Print all the records exactly, please.

** BEGIN Data provided **

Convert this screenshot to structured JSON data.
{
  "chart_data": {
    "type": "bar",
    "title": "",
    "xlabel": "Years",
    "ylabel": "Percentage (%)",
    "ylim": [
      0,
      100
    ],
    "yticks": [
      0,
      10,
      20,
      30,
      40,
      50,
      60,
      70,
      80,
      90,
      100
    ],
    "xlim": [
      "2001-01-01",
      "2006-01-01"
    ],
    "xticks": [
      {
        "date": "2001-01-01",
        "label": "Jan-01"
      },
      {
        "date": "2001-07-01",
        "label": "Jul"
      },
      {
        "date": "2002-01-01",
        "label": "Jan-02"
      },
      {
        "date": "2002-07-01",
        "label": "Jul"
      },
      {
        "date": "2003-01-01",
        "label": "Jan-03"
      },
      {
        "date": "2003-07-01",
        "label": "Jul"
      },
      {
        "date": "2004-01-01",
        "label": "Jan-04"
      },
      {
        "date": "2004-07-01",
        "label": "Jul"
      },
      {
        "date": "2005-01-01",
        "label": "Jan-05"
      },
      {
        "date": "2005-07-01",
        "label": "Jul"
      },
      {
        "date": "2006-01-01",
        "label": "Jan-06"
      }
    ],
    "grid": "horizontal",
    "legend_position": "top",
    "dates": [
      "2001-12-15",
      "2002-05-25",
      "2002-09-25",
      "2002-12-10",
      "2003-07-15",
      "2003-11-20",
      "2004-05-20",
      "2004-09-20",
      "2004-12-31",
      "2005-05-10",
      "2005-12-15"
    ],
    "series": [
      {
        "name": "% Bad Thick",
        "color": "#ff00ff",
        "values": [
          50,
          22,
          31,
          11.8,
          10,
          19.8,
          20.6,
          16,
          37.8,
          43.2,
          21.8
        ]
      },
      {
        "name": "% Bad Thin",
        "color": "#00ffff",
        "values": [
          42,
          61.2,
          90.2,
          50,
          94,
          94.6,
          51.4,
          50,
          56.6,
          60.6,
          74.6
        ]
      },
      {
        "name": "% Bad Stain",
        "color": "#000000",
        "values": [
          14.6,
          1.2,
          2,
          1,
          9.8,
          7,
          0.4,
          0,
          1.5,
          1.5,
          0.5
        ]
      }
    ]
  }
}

** END Data provided **

Answer to this exercise
Convert this screenshot to structured JSON data.
{
  "chart_data": {
    "type": "bar",
    "title": "",
    "xlabel": "Years",
    "ylabel": "Percentage (%)",
    "ylim": [
      0,
      100
    ],
    "yticks": [
      0,
      10,
      20,
      30,
      40,
      50,
      60,
      70,
      80,
      90,
      100
    ],
    "xlim": [
      "2001-01-01",
      "2006-01-01"
    ],
    "xticks": [
      {
        "date": "2001-01-01",
        "label": "Jan-01"
      },
      {
        "date": "2001-07-01",
        "label": "Jul"
      },
      {
        "date": "2002-01-01",
        "label": "Jan-02"
      },
      {
        "date": "2002-07-01",
        "label": "Jul"
      },
      {
        "date": "2003-01-01",
        "label": "Jan-03"
      },
      {
        "date": "2003-07-01",
        "label": "Jul"
      },
      {
        "date": "2004-01-01",
        "label": "Jan-04"
      },
      {
        "date": "2004-07-01",
        "label": "Jul"
      },
      {
        "date": "2005-01-01",
        "label": "Jan-05"
      },
      {
        "date": "2005-07-01",
        "label": "Jul"
      },
      {
        "date": "2006-01-01",
        "label": "Jan-06"
      }
    ],
    "grid": "horizontal",
    "legend_position": "top",
    "dates": [
      "2001-12-15",
      "2002-05-25",
      "2002-09-25",
      "2002-12-10",
      "2003-07-15",
      "2003-11-20",
      "2004-05-20",
      "2004-09-20",
      "2004-12-31",
      "2005-05-10",
      "2005-12-15"
    ],
    "series": [
      {
        "name": "% Bad Thick",
        "color": "#ff00ff",
        "values": [
          50,
          22,
          31,
          11.8,
          10,
          19.8,
          20.6,
          16,
          37.8,
          43.2,
          21.8
        ]
      },
      {
        "name": "% Bad Thin",
        "color": "#00ffff",
        "values": [
          42,
          61.2,
          90.2,
          50,
          94,
          94.6,
          51.4,
          50,
          56.6,
          60.6,
          74.6
        ]
      },
      {
        "name": "% Bad Stain",
        "color": "#000000",
        "values": [
          14.6,
          1.2,
          2,
          1,
          9.8,
          7,
          0.4,
          0,
          1.5,
          1.5,
          0.5
        ]
      }
    ]
  }
}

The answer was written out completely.